> **Task objective**:
Copy out the listing exactly.

> **Data in this exercise**:
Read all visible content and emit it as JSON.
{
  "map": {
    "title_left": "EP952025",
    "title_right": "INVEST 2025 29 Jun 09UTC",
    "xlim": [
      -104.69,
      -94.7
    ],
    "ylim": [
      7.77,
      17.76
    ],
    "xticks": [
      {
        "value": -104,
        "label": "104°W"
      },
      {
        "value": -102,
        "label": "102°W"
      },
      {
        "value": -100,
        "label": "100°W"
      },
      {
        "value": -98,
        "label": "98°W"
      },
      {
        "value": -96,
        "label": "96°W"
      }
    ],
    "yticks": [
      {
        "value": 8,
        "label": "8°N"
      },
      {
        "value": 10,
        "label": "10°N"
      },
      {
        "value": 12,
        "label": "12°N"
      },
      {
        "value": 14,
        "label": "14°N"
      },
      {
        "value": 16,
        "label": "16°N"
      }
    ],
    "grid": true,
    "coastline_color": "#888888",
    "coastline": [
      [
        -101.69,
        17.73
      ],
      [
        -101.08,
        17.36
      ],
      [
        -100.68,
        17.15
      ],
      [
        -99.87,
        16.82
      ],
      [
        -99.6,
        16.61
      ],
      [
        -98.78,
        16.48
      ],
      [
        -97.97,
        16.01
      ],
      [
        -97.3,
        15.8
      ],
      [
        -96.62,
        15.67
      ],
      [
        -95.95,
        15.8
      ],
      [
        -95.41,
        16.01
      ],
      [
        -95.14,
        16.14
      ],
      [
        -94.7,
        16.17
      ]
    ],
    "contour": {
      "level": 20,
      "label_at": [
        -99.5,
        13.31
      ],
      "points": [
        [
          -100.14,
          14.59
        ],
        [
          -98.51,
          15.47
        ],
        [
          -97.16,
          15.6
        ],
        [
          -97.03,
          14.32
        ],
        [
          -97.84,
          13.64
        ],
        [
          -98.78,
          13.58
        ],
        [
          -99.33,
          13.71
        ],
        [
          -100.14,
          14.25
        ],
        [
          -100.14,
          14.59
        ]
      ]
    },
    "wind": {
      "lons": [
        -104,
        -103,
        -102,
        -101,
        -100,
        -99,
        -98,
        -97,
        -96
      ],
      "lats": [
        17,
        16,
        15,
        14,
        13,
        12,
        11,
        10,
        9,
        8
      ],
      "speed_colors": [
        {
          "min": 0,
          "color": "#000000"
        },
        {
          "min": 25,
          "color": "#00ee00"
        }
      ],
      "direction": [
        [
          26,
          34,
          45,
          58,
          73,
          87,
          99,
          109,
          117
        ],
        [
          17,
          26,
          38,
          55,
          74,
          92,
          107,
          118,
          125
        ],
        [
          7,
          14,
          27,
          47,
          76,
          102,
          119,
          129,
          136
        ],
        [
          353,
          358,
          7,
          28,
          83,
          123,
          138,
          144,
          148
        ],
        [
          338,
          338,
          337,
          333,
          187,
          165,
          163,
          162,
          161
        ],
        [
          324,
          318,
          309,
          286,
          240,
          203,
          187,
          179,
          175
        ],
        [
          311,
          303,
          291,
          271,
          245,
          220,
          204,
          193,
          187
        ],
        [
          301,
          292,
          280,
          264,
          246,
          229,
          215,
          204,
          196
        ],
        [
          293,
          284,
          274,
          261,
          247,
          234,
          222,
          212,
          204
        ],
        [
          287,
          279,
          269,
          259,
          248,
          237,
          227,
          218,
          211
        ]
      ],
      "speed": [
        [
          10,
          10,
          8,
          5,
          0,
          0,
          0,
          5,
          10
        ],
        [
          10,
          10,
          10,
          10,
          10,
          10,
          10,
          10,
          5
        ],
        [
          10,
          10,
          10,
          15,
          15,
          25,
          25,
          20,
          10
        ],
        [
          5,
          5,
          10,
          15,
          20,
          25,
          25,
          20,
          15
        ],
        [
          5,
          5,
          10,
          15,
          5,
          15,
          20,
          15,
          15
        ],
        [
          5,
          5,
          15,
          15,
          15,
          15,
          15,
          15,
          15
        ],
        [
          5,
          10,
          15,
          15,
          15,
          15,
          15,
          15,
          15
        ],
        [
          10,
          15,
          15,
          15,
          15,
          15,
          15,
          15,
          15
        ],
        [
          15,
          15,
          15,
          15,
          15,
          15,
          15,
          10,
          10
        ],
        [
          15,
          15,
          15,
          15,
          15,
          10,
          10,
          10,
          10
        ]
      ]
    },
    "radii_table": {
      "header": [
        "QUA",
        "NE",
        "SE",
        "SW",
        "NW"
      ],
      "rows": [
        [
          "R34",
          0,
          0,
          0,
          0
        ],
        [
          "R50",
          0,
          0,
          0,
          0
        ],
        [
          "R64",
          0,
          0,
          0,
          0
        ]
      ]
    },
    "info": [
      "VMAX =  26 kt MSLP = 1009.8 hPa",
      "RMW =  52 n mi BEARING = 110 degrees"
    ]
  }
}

> **Expected answer**:
Read all visible content and emit it as JSON.
{
  "map": {
    "title_left": "EP952025",
    "title_right": "INVEST 2025 29 Jun 09UTC",
    "xlim": [
      -104.69,
      -94.7
    ],
    "ylim": [
      7.77,
      17.76
    ],
    "xticks": [
      {
        "value": -104,
        "label": "104°W"
      },
      {
        "value": -102,
        "label": "102°W"
      },
      {
        "value": -100,
        "label": "100°W"
      },
      {
        "value": -98,
        "label": "98°W"
      },
      {
        "value": -96,
        "label": "96°W"
      }
    ],
    "yticks": [
      {
        "value": 8,
        "label": "8°N"
      },
      {
        "value": 10,
        "label": "10°N"
      },
      {
        "value": 12,
        "label": "12°N"
      },
      {
        "value": 14,
        "label": "14°N"
      },
      {
        "value": 16,
        "label": "16°N"
      }
    ],
    "grid": true,
    "coastline_color": "#888888",
    "coastline": [
      [
        -101.69,
        17.73
      ],
      [
        -101.08,
        17.36
      ],
      [
        -100.68,
        17.15
      ],
      [
        -99.87,
        16.82
      ],
      [
        -99.6,
        16.61
      ],
      [
        -98.78,
        16.48
      ],
      [
        -97.97,
        16.01
      ],
      [
        -97.3,
        15.8
      ],
      [
        -96.62,
        15.67
      ],
      [
        -95.95,
        15.8
      ],
      [
        -95.41,
        16.01
      ],
      [
        -95.14,
        16.14
      ],
      [
        -94.7,
        16.17
      ]
    ],
    "contour": {
      "level": 20,
      "label_at": [
        -99.5,
        13.31
      ],
      "points": [
        [
          -100.14,
          14.59
        ],
        [
          -98.51,
          15.47
        ],
        [
          -97.16,
          15.6
        ],
        [
          -97.03,
          14.32
        ],
        [
          -97.84,
          13.64
        ],
        [
          -98.78,
          13.58
        ],
        [
          -99.33,
          13.71
        ],
        [
          -100.14,
          14.25
        ],
        [
          -100.14,
          14.59
        ]
      ]
    },
    "wind": {
      "lons": [
        -104,
        -103,
        -102,
        -101,
        -100,
        -99,
        -98,
        -97,
        -96
      ],
      "lats": [
        17,
        16,
        15,
        14,
        13,
        12,
        11,
        10,
        9,
        8
      ],
      "speed_colors": [
        {
          "min": 0,
          "color": "#000000"
        },
        {
          "min": 25,
          "color": "#00ee00"
        }
      ],
      "direction": [
        [
          26,
          34,
          45,
          58,
          73,
          87,
          99,
          109,
          117
        ],
        [
          17,
          26,
          38,
          55,
          74,
          92,
          107,
          118,
          125
        ],
        [
          7,
          14,
          27,
          47,
          76,
          102,
          119,
          129,
          136
        ],
        [
          353,
          358,
          7,
          28,
          83,
          123,
          138,
          144,
          148
        ],
        [
          338,
          338,
          337,
          333,
          187,
          165,
          163,
          162,
          161
        ],
        [
          324,
          318,
          309,
          286,
          240,
          203,
          187,
          179,
          175
        ],
        [
          311,
          303,
          291,
          271,
          245,
          220,
          204,
          193,
          187
        ],
        [
          301,
          292,
          280,
          264,
          246,
          229,
          215,
          204,
          196
        ],
        [
          293,
          284,
          274,
          261,
          247,
          234,
          222,
          212,
          204
        ],
        [
          287,
          279,
          269,
          259,
          248,
          237,
          227,
          218,
          211
        ]
      ],
      "speed": [
        [
          10,
          10,
          8,
          5,
          0,
          0,
          0,
          5,
          10
        ],
        [
          10,
          10,
          10,
          10,
          10,
          10,
          10,
          10,
          5
        ],
        [
          10,
          10,
          10,
          15,
          15,
          25,
          25,
          20,
          10
        ],
        [
          5,
          5,
          10,
          15,
          20,
          25,
          25,
          20,
          15
        ],
        [
          5,
          5,
          10,
          15,
          5,
          15,
          20,
          15,
          15
        ],
        [
          5,
          5,
          15,
          15,
          15,
          15,
          15,
          15,
          15
        ],
        [
          5,
          10,
          15,
          15,
          15,
          15,
          15,
          15,
          15
        ],
        [
          10,
          15,
          15,
          15,
          15,
          15,
          15,
          15,
          15
        ],
        [
          15,
          15,
          15,
          15,
          15,
          15,
          15,
          10,
          10
        ],
        [
          15,
          15,
          15,
          15,
          15,
          10,
          10,
          10,
          10
        ]
      ]
    },
    "radii_table": {
      "header": [
        "QUA",
        "NE",
        "SE",
        "SW",
        "NW"
      ],
      "rows": [
        [
          "R34",
          0,
          0,
          0,
          0
        ],
        [
          "R50",
          0,
          0,
          0,
          0
        ],
        [
          "R64",
          0,
          0,
          0,
          0
        ]
      ]
    },
    "info": [
      "VMAX =  26 kt MSLP = 1009.8 hPa",
      "RMW =  52 n mi BEARING = 110 degrees"
    ]
  }
}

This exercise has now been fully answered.